Every entry that follows should be reproduced exactly.

--- START OF Raw data ---

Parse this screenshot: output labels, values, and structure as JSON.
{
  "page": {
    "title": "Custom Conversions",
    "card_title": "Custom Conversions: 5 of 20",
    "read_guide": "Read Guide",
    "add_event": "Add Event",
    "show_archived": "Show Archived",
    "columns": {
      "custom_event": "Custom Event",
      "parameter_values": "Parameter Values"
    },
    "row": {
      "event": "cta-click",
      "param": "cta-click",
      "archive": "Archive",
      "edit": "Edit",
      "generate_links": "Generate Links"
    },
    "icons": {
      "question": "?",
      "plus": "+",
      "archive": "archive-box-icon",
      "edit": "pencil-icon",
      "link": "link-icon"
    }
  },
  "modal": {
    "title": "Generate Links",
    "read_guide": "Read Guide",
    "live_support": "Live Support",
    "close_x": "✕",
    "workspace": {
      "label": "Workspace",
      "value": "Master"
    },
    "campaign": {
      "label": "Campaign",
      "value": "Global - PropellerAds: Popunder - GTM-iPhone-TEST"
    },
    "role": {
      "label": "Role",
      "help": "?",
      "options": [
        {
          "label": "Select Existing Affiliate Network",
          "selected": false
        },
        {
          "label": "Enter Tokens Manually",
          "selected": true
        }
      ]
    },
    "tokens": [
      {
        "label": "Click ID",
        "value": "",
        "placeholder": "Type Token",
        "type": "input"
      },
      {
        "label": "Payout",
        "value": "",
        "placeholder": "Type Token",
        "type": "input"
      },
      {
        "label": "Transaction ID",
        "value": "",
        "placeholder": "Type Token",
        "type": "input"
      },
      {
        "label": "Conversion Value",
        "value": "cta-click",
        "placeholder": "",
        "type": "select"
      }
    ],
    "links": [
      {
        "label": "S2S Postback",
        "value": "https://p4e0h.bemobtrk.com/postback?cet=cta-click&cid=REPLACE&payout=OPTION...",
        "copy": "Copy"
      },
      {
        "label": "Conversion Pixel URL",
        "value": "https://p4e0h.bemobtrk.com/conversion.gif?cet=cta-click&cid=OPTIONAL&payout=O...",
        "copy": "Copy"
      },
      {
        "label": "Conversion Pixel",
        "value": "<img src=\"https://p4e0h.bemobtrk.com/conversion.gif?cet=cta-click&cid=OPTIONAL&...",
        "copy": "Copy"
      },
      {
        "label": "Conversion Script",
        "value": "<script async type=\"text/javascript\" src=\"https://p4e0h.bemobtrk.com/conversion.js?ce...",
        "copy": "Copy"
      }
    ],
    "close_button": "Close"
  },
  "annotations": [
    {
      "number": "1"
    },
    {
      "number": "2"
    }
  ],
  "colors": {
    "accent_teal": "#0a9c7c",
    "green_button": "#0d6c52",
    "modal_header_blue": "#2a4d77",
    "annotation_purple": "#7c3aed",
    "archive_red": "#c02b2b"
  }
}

--- END OF Raw data ---

Written response:
Parse this screenshot: output labels, values, and structure as JSON.
{
  "page": {
    "title": "Custom Conversions",
    "card_title": "Custom Conversions: 5 of 20",
    "read_guide": "Read Guide",
    "add_event": "Add Event",
    "show_archived": "Show Archived",
    "columns": {
      "custom_event": "Custom Event",
      "parameter_values": "Parameter Values"
    },
    "row": {
      "event": "cta-click",
      "param": "cta-click",
      "archive": "Archive",
      "edit": "Edit",
      "generate_links": "Generate Links"
    },
    "icons": {
      "question": "?",
      "plus": "+",
      "archive": "archive-box-icon",
      "edit": "pencil-icon",
      "link": "link-icon"
    }
  },
  "modal": {
    "title": "Generate Links",
    "read_guide": "Read Guide",
    "live_support": "Live Support",
    "close_x": "✕",
    "workspace": {
      "label": "Workspace",
      "value": "Master"
    },
    "campaign": {
      "label": "Campaign",
      "value": "Global - PropellerAds: Popunder - GTM-iPhone-TEST"
    },
    "role": {
      "label": "Role",
      "help": "?",
      "options": [
        {
          "label": "Select Existing Affiliate Network",
          "selected": false
        },
        {
          "label": "Enter Tokens Manually",
          "selected": true
        }
      ]
    },
    "tokens": [
      {
        "label": "Click ID",
        "value": "",
        "placeholder": "Type Token",
        "type": "input"
      },
      {
        "label": "Payout",
        "value": "",
        "placeholder": "Type Token",
        "type": "input"
      },
      {
        "label": "Transaction ID",
        "value": "",
        "placeholder": "Type Token",
        "type": "input"
      },
      {
        "label": "Conversion Value",
        "value": "cta-click",
        "placeholder": "",
        "type": "select"
      }
    ],
    "links": [
      {
        "label": "S2S Postback",
        "value": "https://p4e0h.bemobtrk.com/postback?cet=cta-click&cid=REPLACE&payout=OPTION...",
        "copy": "Copy"
      },
      {
        "label": "Conversion Pixel URL",
        "value": "https://p4e0h.bemobtrk.com/conversion.gif?cet=cta-click&cid=OPTIONAL&payout=O...",
        "copy": "Copy"
      },
      {
        "label": "Conversion Pixel",
        "value": "<img src=\"https://p4e0h.bemobtrk.com/conversion.gif?cet=cta-click&cid=OPTIONAL&...",
        "copy": "Copy"
      },
      {
        "label": "Conversion Script",
        "value": "<script async type=\"text/javascript\" src=\"https://p4e0h.bemobtrk.com/conversion.js?ce...",
        "copy": "Copy"
      }
    ],
    "close_button": "Close"
  },
  "annotations": [
    {
      "number": "1"
    },
    {
      "number": "2"
    }
  ],
  "colors": {
    "accent_teal": "#0a9c7c",
    "green_button": "#0d6c52",
    "modal_header_blue": "#2a4d77",
    "annotation_purple": "#7c3aed",
    "archive_red": "#c02b2b"
  }
}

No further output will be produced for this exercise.